*Task instructions*. Could every line of the data be printed exactly as it reads?
>> Begin
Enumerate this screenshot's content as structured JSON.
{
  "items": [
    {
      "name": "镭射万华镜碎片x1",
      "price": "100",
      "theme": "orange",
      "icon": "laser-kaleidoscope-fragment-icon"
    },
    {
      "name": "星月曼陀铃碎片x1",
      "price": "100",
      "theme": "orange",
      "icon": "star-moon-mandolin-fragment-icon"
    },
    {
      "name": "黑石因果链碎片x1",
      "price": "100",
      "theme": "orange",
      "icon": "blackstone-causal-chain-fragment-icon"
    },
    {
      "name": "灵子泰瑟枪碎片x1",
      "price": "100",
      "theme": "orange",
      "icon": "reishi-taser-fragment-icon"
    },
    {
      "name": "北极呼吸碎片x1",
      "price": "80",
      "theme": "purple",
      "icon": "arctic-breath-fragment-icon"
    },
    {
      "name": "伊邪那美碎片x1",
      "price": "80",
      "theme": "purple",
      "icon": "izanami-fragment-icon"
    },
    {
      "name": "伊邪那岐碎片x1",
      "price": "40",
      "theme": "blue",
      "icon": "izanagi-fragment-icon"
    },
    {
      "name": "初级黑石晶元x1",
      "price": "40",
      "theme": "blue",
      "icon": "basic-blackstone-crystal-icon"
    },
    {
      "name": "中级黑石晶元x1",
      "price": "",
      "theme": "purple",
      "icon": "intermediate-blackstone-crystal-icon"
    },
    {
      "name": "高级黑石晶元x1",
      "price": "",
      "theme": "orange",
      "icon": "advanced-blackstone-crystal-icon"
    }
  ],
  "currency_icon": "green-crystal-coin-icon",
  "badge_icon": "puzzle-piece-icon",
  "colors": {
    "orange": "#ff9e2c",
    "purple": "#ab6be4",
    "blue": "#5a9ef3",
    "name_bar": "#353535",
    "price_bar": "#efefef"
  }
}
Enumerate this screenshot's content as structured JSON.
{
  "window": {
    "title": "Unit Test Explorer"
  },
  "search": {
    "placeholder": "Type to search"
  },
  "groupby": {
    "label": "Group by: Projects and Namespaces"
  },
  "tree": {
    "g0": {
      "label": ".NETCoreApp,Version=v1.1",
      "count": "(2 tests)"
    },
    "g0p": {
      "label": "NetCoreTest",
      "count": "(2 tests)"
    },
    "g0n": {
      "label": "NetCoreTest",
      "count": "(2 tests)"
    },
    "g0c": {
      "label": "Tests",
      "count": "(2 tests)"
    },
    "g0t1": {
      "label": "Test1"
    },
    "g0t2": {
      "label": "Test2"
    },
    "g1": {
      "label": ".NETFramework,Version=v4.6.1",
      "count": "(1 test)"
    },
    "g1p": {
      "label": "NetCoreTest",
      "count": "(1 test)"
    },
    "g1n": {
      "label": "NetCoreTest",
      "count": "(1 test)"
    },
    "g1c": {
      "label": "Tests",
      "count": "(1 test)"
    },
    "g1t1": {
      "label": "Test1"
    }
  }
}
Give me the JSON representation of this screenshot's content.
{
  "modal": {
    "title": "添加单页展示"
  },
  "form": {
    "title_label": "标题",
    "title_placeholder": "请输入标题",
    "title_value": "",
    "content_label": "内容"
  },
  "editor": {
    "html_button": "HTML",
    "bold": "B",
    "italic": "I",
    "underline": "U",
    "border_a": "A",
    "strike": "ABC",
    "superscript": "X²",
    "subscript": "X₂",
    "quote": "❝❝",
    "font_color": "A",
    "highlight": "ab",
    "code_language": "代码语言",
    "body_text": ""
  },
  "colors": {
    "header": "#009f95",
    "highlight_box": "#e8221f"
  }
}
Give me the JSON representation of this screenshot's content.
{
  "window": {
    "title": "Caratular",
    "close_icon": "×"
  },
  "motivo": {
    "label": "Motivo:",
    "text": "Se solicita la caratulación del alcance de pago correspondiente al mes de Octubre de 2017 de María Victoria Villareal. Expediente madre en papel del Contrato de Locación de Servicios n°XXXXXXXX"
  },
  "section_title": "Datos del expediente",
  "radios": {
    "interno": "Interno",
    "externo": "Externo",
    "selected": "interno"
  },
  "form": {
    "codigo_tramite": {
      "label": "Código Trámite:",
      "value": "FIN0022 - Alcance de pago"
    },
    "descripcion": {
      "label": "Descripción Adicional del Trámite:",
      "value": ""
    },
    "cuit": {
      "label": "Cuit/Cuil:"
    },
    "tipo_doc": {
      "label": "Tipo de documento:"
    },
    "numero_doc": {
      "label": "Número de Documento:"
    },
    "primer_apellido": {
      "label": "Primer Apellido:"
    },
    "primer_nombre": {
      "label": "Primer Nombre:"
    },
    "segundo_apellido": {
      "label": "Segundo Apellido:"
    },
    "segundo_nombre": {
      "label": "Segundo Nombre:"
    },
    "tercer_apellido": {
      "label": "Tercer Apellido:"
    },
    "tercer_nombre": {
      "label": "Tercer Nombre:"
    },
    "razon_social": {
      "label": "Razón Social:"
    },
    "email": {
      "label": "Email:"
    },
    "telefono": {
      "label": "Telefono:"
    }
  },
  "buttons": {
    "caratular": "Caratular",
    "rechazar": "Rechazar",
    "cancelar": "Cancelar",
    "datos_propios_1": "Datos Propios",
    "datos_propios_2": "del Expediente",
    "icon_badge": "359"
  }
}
>> End
*Response to the task*.
Enumerate this screenshot's content as structured JSON.
{
  "items": [
    {
      "name": "镭射万华镜碎片x1",
      "price": "100",
      "theme": "orange",
      "icon": "laser-kaleidoscope-fragment-icon"
    },
    {
      "name": "星月曼陀铃碎片x1",
      "price": "100",
      "theme": "orange",
      "icon": "star-moon-mandolin-fragment-icon"
    },
    {
      "name": "黑石因果链碎片x1",
      "price": "100",
      "theme": "orange",
      "icon": "blackstone-causal-chain-fragment-icon"
    },
    {
      "name": "灵子泰瑟枪碎片x1",
      "price": "100",
      "theme": "orange",
      "icon": "reishi-taser-fragment-icon"
    },
    {
      "name": "北极呼吸碎片x1",
      "price": "80",
      "theme": "purple",
      "icon": "arctic-breath-fragment-icon"
    },
    {
      "name": "伊邪那美碎片x1",
      "price": "80",
      "theme": "purple",
      "icon": "izanami-fragment-icon"
    },
    {
      "name": "伊邪那岐碎片x1",
      "price": "40",
      "theme": "blue",
      "icon": "izanagi-fragment-icon"
    },
    {
      "name": "初级黑石晶元x1",
      "price": "40",
      "theme": "blue",
      "icon": "basic-blackstone-crystal-icon"
    },
    {
      "name": "中级黑石晶元x1",
      "price": "",
      "theme": "purple",
      "icon": "intermediate-blackstone-crystal-icon"
    },
    {
      "name": "高级黑石晶元x1",
      "price": "",
      "theme": "orange",
      "icon": "advanced-blackstone-crystal-icon"
    }
  ],
  "currency_icon": "green-crystal-coin-icon",
  "badge_icon": "puzzle-piece-icon",
  "colors": {
    "orange": "#ff9e2c",
    "purple": "#ab6be4",
    "blue": "#5a9ef3",
    "name_bar": "#353535",
    "price_bar": "#efefef"
  }
}
Enumerate this screenshot's content as structured JSON.
{
  "window": {
    "title": "Unit Test Explorer"
  },
  "search": {
    "placeholder": "Type to search"
  },
  "groupby": {
    "label": "Group by: Projects and Namespaces"
  },
  "tree": {
    "g0": {
      "label": ".NETCoreApp,Version=v1.1",
      "count": "(2 tests)"
    },
    "g0p": {
      "label": "NetCoreTest",
      "count": "(2 tests)"
    },
    "g0n": {
      "label": "NetCoreTest",
      "count": "(2 tests)"
    },
    "g0c": {
      "label": "Tests",
      "count": "(2 tests)"
    },
    "g0t1": {
      "label": "Test1"
    },
    "g0t2": {
      "label": "Test2"
    },
    "g1": {
      "label": ".NETFramework,Version=v4.6.1",
      "count": "(1 test)"
    },
    "g1p": {
      "label": "NetCoreTest",
      "count": "(1 test)"
    },
    "g1n": {
      "label": "NetCoreTest",
      "count": "(1 test)"
    },
    "g1c": {
      "label": "Tests",
      "count": "(1 test)"
    },
    "g1t1": {
      "label": "Test1"
    }
  }
}
Give me the JSON representation of this screenshot's content.
{
  "modal": {
    "title": "添加单页展示"
  },
  "form": {
    "title_label": "标题",
    "title_placeholder": "请输入标题",
    "title_value": "",
    "content_label": "内容"
  },
  "editor": {
    "html_button": "HTML",
    "bold": "B",
    "italic": "I",
    "underline": "U",
    "border_a": "A",
    "strike": "ABC",
    "superscript": "X²",
    "subscript": "X₂",
    "quote": "❝❝",
    "font_color": "A",
    "highlight": "ab",
    "code_language": "代码语言",
    "body_text": ""
  },
  "colors": {
    "header": "#009f95",
    "highlight_box": "#e8221f"
  }
}
Give me the JSON representation of this screenshot's content.
{
  "window": {
    "title": "Caratular",
    "close_icon": "×"
  },
  "motivo": {
    "label": "Motivo:",
    "text": "Se solicita la caratulación del alcance de pago correspondiente al mes de Octubre de 2017 de María Victoria Villareal. Expediente madre en papel del Contrato de Locación de Servicios n°XXXXXXXX"
  },
  "section_title": "Datos del expediente",
  "radios": {
    "interno": "Interno",
    "externo": "Externo",
    "selected": "interno"
  },
  "form": {
    "codigo_tramite": {
      "label": "Código Trámite:",
      "value": "FIN0022 - Alcance de pago"
    },
    "descripcion": {
      "label": "Descripción Adicional del Trámite:",
      "value": ""
    },
    "cuit": {
      "label": "Cuit/Cuil:"
    },
    "tipo_doc": {
      "label": "Tipo de documento:"
    },
    "numero_doc": {
      "label": "Número de Documento:"
    },
    "primer_apellido": {
      "label": "Primer Apellido:"
    },
    "primer_nombre": {
      "label": "Primer Nombre:"
    },
    "segundo_apellido": {
      "label": "Segundo Apellido:"
    },
    "segundo_nombre": {
      "label": "Segundo Nombre:"
    },
    "tercer_apellido": {
      "label": "Tercer Apellido:"
    },
    "tercer_nombre": {
      "label": "Tercer Nombre:"
    },
    "razon_social": {
      "label": "Razón Social:"
    },
    "email": {
      "label": "Email:"
    },
    "telefono": {
      "label": "Telefono:"
    }
  },
  "buttons": {
    "caratular": "Caratular",
    "rechazar": "Rechazar",
    "cancelar": "Cancelar",
    "datos_propios_1": "Datos Propios",
    "datos_propios_2": "del Expediente",
    "icon_badge": "359"
  }
}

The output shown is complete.